PROMPT:
Edit the lines from the one that contains "- dangat-patil-nagar-road: [293, 163, 309, 383]" through the end of the material, changing "Bank of india" to "Bank of India" and keeping everything else the same. Return only those lines.

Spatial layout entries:

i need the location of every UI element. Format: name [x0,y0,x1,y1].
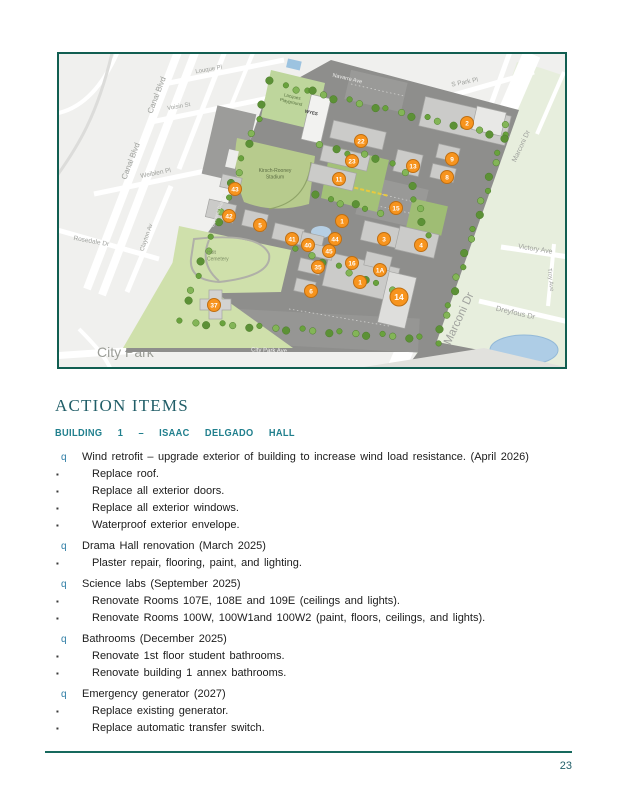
group-title-row: qScience labs (September 2025) [55,576,590,593]
action-item-text: Renovate building 1 annex bathrooms. [92,665,590,682]
tree-icon [316,141,323,148]
marker-number: 15 [392,205,400,212]
tree-icon [309,87,317,95]
tree-icon [330,96,338,104]
tree-icon [502,121,509,128]
action-item-row: ▪Replace existing generator. [55,703,590,720]
tree-icon [372,155,380,163]
tree-icon [196,273,202,279]
tree-icon [326,329,334,337]
marker-number: 40 [304,242,312,249]
marker-number: 3 [382,236,386,243]
tree-icon [406,335,414,343]
tree-icon [485,173,493,181]
map-marker-5: 5 [254,219,267,232]
action-item-row: ▪Replace roof. [55,466,590,483]
tree-icon [337,201,344,208]
marker-number: 1 [340,218,344,225]
marker-number: 9 [450,156,454,163]
tree-icon [417,334,423,340]
map-marker-41: 41 [286,233,299,246]
tree-icon [282,327,290,335]
map-marker-35: 35 [312,261,325,274]
tree-icon [309,252,316,259]
map-marker-44: 44 [329,233,342,246]
tree-icon [476,127,483,134]
map-marker-1: 1 [336,215,349,228]
building-heading: BUILDING 1 – ISAAC DELGADO HALL [55,427,295,439]
tree-icon [283,83,289,89]
tree-icon [353,330,360,337]
tree-icon [494,150,500,156]
group-title-text: Emergency generator (2027) [82,686,590,703]
group-bullet-glyph: q [55,576,82,593]
tree-icon [337,329,343,335]
action-group-1: qWind retrofit – upgrade exterior of bui… [55,449,590,534]
map-marker-3: 3 [378,233,391,246]
tree-icon [461,264,467,270]
map-marker-14: 14 [390,288,408,306]
tree-icon [411,197,417,203]
item-bullet-glyph: ▪ [55,483,92,500]
tree-icon [409,182,417,190]
map-marker-11: 11 [333,173,346,186]
tree-icon [470,226,476,232]
map-marker-43: 43 [229,183,242,196]
action-item-text: Replace automatic transfer switch. [92,720,590,737]
item-bullet-glyph: ▪ [55,500,92,517]
marker-number: 42 [225,213,233,220]
map-marker-2: 2 [461,117,474,130]
action-group-3: qScience labs (September 2025)▪Renovate … [55,576,590,627]
map-marker-45: 45 [323,245,336,258]
group-title-text: Science labs (September 2025) [82,576,590,593]
marker-number: 37 [210,302,218,309]
tree-icon [501,135,509,143]
group-bullet-glyph: q [55,538,82,555]
tree-icon [185,297,193,305]
action-item-row: ▪Renovate 1st floor student bathrooms. [55,648,590,665]
tree-icon [258,101,266,109]
map-marker-37: 37 [208,299,221,312]
tree-icon [426,233,432,239]
tree-icon [193,320,200,327]
marker-number: 41 [288,236,296,243]
tree-icon [444,312,451,319]
action-items-list: qWind retrofit – upgrade exterior of bui… [55,449,590,737]
group-bullet-glyph: q [55,631,82,648]
tree-icon [436,341,442,347]
tree-icon [266,77,274,85]
map-marker-4: 4 [415,239,428,252]
tree-icon [380,331,386,337]
group-bullet-glyph: q [55,449,82,466]
map-marker-16: 16 [346,257,359,270]
action-item-row: ▪Replace automatic transfer switch. [55,720,590,737]
map-marker-1A: 1A [374,264,387,277]
map-marker-1: 1 [354,276,367,289]
item-bullet-glyph: ▪ [55,610,92,627]
tree-icon [309,328,316,335]
action-item-text: Replace all exterior windows. [92,500,590,517]
tree-icon [208,234,214,240]
marker-number: 44 [331,236,339,243]
marker-number: 1 [358,279,362,286]
tree-icon [293,87,300,94]
map-marker-42: 42 [223,210,236,223]
action-item-text: Renovate 1st floor student bathrooms. [92,648,590,665]
item-bullet-glyph: ▪ [55,517,92,534]
map-marker-23: 23 [346,155,359,168]
tree-icon [373,280,379,286]
tree-icon [336,263,342,269]
action-item-text: Replace roof. [92,466,590,483]
action-item-row: ▪Replace all exterior doors. [55,483,590,500]
map-marker-6: 6 [305,285,318,298]
tree-icon [485,188,491,194]
campus-map-svg: City Park [59,54,565,367]
tree-icon [246,324,254,332]
marker-number: 11 [336,176,343,183]
action-item-row: ▪Waterproof exterior envelope. [55,517,590,534]
tree-icon [450,122,458,130]
action-item-text: Renovate Rooms 100W, 100W1and 100W2 (pai… [92,610,590,627]
item-bullet-glyph: ▪ [55,665,92,682]
tree-icon [220,321,226,327]
tree-icon [257,116,263,122]
tree-icon [328,196,334,202]
group-title-row: qBathrooms (December 2025) [55,631,590,648]
group-bullet-glyph: q [55,686,82,703]
tree-icon [346,270,353,277]
document-page: { "document": { "section_heading": "ACTI… [0,0,618,800]
map-marker-9: 9 [446,153,459,166]
action-item-text: Waterproof exterior envelope. [92,517,590,534]
marker-number: 1A [376,267,385,274]
tree-icon [389,333,396,340]
tree-icon [246,140,254,148]
marker-number: 14 [394,292,404,302]
marker-number: 23 [348,158,356,165]
tree-icon [476,211,484,219]
action-group-2: qDrama Hall renovation (March 2025)▪Plas… [55,538,590,572]
marker-number: 2 [465,120,469,127]
action-item-row: ▪Renovate Rooms 100W, 100W1and 100W2 (pa… [55,610,590,627]
tree-icon [300,326,306,332]
item-bullet-glyph: ▪ [55,593,92,610]
marker-number: 35 [314,264,322,271]
action-group-5: qEmergency generator (2027)▪Replace exis… [55,686,590,737]
marker-number: 5 [258,222,262,229]
tree-icon [451,287,459,295]
tree-icon [293,246,299,252]
action-item-text: Plaster repair, flooring, paint, and lig… [92,555,590,572]
tree-icon [383,105,389,111]
map-label: City Park Ave [251,347,288,354]
tree-icon [177,318,183,324]
tree-icon [453,274,460,281]
map-marker-13: 13 [407,160,420,173]
page-number: 23 [45,760,572,772]
tree-icon [445,303,451,309]
group-title-row: qWind retrofit – upgrade exterior of bui… [55,449,590,466]
item-bullet-glyph: ▪ [55,703,92,720]
marker-number: 13 [409,163,417,170]
item-bullet-glyph: ▪ [55,555,92,572]
tree-icon [273,325,280,332]
tree-icon [236,169,243,176]
tree-icon [372,104,380,112]
tree-icon [493,159,500,166]
action-item-row: ▪Renovate building 1 annex bathrooms. [55,665,590,682]
section-heading: ACTION ITEMS [55,396,189,416]
marker-number: 45 [325,248,333,255]
group-title-text: Drama Hall renovation (March 2025) [82,538,590,555]
tree-icon [347,97,353,103]
marker-number: 4 [419,242,423,249]
tree-icon [408,113,416,121]
action-item-text: Renovate Rooms 107E, 108E and 109E (ceil… [92,593,590,610]
tree-icon [320,92,327,99]
tree-icon [460,249,468,257]
marker-number: 16 [348,260,356,267]
item-bullet-glyph: ▪ [55,648,92,665]
marker-number: 22 [357,138,365,145]
group-title-text: Wind retrofit – upgrade exterior of buil… [82,449,590,466]
footer-rule [45,751,572,753]
tree-icon [362,332,370,340]
map-marker-8: 8 [441,171,454,184]
marker-number: 43 [231,186,239,193]
tree-icon [312,191,320,199]
tree-icon [356,100,363,107]
action-item-row: ▪Replace all exterior windows. [55,500,590,517]
tree-icon [197,258,205,266]
tree-icon [238,156,244,162]
tree-icon [229,322,236,329]
marker-number: 8 [445,174,449,181]
map-marker-40: 40 [302,239,315,252]
action-item-row: ▪Renovate Rooms 107E, 108E and 109E (cei… [55,593,590,610]
tree-icon [187,287,194,294]
tree-icon [468,236,475,243]
tree-icon [417,205,424,212]
tree-icon [398,109,405,116]
tree-icon [257,323,263,329]
group-title-text: Bathrooms (December 2025) [82,631,590,648]
map-marker-15: 15 [390,202,403,215]
tree-icon [361,151,368,158]
action-group-4: qBathrooms (December 2025)▪Renovate 1st … [55,631,590,682]
tree-icon [425,114,431,120]
tree-icon [436,326,444,334]
tree-icon [362,206,368,212]
tree-icon [486,131,494,139]
tree-icon [202,321,210,329]
tree-icon [390,161,396,167]
tree-icon [377,210,384,217]
group-title-row: qEmergency generator (2027) [55,686,590,703]
tree-icon [248,130,255,137]
action-item-row: ▪Plaster repair, flooring, paint, and li… [55,555,590,572]
action-item-text: Replace existing generator. [92,703,590,720]
action-item-text: Replace all exterior doors. [92,483,590,500]
tree-icon [333,145,341,153]
tree-icon [418,218,426,226]
item-bullet-glyph: ▪ [55,720,92,737]
map-marker-22: 22 [355,135,368,148]
group-title-row: qDrama Hall renovation (March 2025) [55,538,590,555]
tree-icon [352,200,360,208]
marker-number: 6 [309,288,313,295]
tree-icon [477,198,484,205]
item-bullet-glyph: ▪ [55,466,92,483]
tree-icon [434,118,441,125]
campus-map: City Park [57,52,567,369]
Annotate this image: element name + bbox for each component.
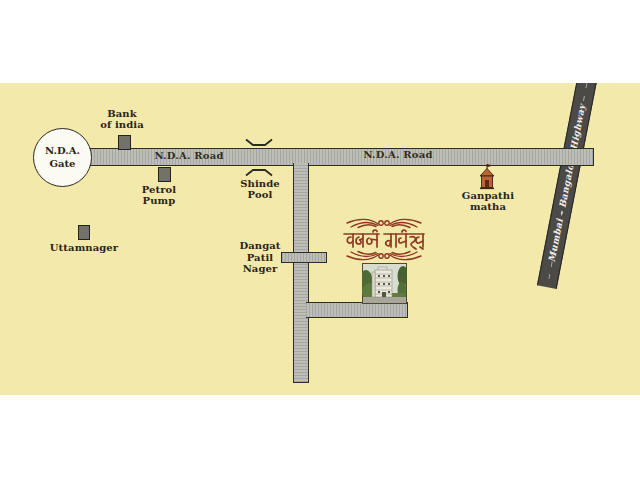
- dangat-patil-nagar-road: [293, 163, 309, 383]
- mumbai-bangalore-highway-road: Mumbai - Bangalore Highway: [537, 83, 597, 289]
- dangat-label-line2: Patil: [228, 252, 292, 264]
- nda-road-label-west: N.D.A. Road: [148, 150, 230, 161]
- dangat-label-line3: Nager: [228, 263, 292, 275]
- ganpathi-matha-label: Ganpathi matha: [456, 190, 520, 212]
- bank-label-line2: of india: [90, 119, 154, 130]
- uttamnager-label: Uttamnager: [38, 242, 130, 253]
- nda-gate-label-line2: Gate: [49, 158, 75, 171]
- samarth-heights-logo: [342, 217, 426, 262]
- ganpathi-label-line2: matha: [456, 201, 520, 212]
- nda-gate-circle: N.D.A. Gate: [33, 128, 92, 187]
- ganpathi-label-line1: Ganpathi: [456, 190, 520, 201]
- petrol-label-line1: Petrol: [127, 184, 191, 195]
- highway-label: Mumbai - Bangalore Highway: [547, 103, 587, 263]
- petrol-pump-marker: [158, 167, 171, 182]
- shinde-pool-label: Shinde Pool: [228, 178, 292, 200]
- bridge-symbol-lower: [245, 168, 273, 177]
- building-photo: [362, 263, 407, 304]
- bank-of-india-label: Bank of india: [90, 108, 154, 130]
- bridge-symbol-upper: [245, 138, 273, 147]
- dangat-label-line1: Dangat: [228, 240, 292, 252]
- access-lane-to-site: [306, 302, 408, 318]
- petrol-pump-label: Petrol Pump: [127, 184, 191, 206]
- bank-label-line1: Bank: [90, 108, 154, 119]
- temple-icon: [477, 163, 497, 190]
- uttamnager-marker: [78, 225, 90, 240]
- bank-of-india-marker: [118, 135, 131, 150]
- dangat-patil-nager-label: Dangat Patil Nager: [228, 240, 292, 275]
- logo-flourish-top-icon: [342, 217, 426, 229]
- shinde-label-line2: Pool: [228, 189, 292, 200]
- logo-flourish-bottom-icon: [342, 250, 426, 262]
- nda-gate-label-line1: N.D.A.: [45, 145, 80, 158]
- map-canvas: Mumbai - Bangalore Highway N.D.A. Gate N…: [0, 83, 640, 395]
- site-location-map: Mumbai - Bangalore Highway N.D.A. Gate N…: [0, 0, 640, 480]
- shinde-label-line1: Shinde: [228, 178, 292, 189]
- petrol-label-line2: Pump: [127, 195, 191, 206]
- logo-devanagari-text: [342, 229, 426, 250]
- nda-road-label-east: N.D.A. Road: [357, 149, 439, 160]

SOLVED PROBLEM:
- dangat-patil-nagar-road: [293, 163, 309, 383]
- mumbai-bangalore-highway-road: Mumbai - Bangalore Highway: [537, 83, 597, 289]
- dangat-label-line2: Patil: [228, 252, 292, 264]
- nda-road-label-west: N.D.A. Road: [148, 150, 230, 161]
- dangat-label-line3: Nager: [228, 263, 292, 275]
- ganpathi-matha-label: Ganpathi matha: [456, 190, 520, 212]
- bank-label-line2: of india: [90, 119, 154, 130]
- uttamnager-label: Uttamnager: [38, 242, 130, 253]
- nda-gate-label-line2: Gate: [49, 158, 75, 171]
- samarth-heights-logo: [342, 217, 426, 262]
- ganpathi-label-line2: matha: [456, 201, 520, 212]
- nda-gate-circle: N.D.A. Gate: [33, 128, 92, 187]
- ganpathi-label-line1: Ganpathi: [456, 190, 520, 201]
- petrol-label-line1: Petrol: [127, 184, 191, 195]
- highway-label: Mumbai - Bangalore Highway: [547, 103, 587, 263]
- petrol-pump-marker: [158, 167, 171, 182]
- shinde-pool-label: Shinde Pool: [228, 178, 292, 200]
- bridge-symbol-lower: [245, 168, 273, 177]
- building-photo: [362, 263, 407, 304]
- bank-of-india-label: Bank of India: [90, 108, 154, 130]
- bridge-symbol-upper: [245, 138, 273, 147]
- dangat-label-line1: Dangat: [228, 240, 292, 252]
- access-lane-to-site: [306, 302, 408, 318]
- petrol-pump-label: Petrol Pump: [127, 184, 191, 206]
- bank-label-line1: Bank: [90, 108, 154, 119]
- temple-icon: [477, 163, 497, 190]
- uttamnager-marker: [78, 225, 90, 240]
- bank-of-india-marker: [118, 135, 131, 150]
- dangat-patil-nager-label: Dangat Patil Nager: [228, 240, 292, 275]
- logo-flourish-top-icon: [342, 217, 426, 229]
- shinde-label-line2: Pool: [228, 189, 292, 200]
- logo-flourish-bottom-icon: [342, 250, 426, 262]
- nda-gate-label-line1: N.D.A.: [45, 145, 80, 158]
- map-canvas: Mumbai - Bangalore Highway N.D.A. Gate N…: [0, 83, 640, 395]
- site-location-map: Mumbai - Bangalore Highway N.D.A. Gate N…: [0, 0, 640, 480]
- shinde-label-line1: Shinde: [228, 178, 292, 189]
- petrol-label-line2: Pump: [127, 195, 191, 206]
- logo-devanagari-text: [342, 229, 426, 250]
- nda-road-label-east: N.D.A. Road: [357, 149, 439, 160]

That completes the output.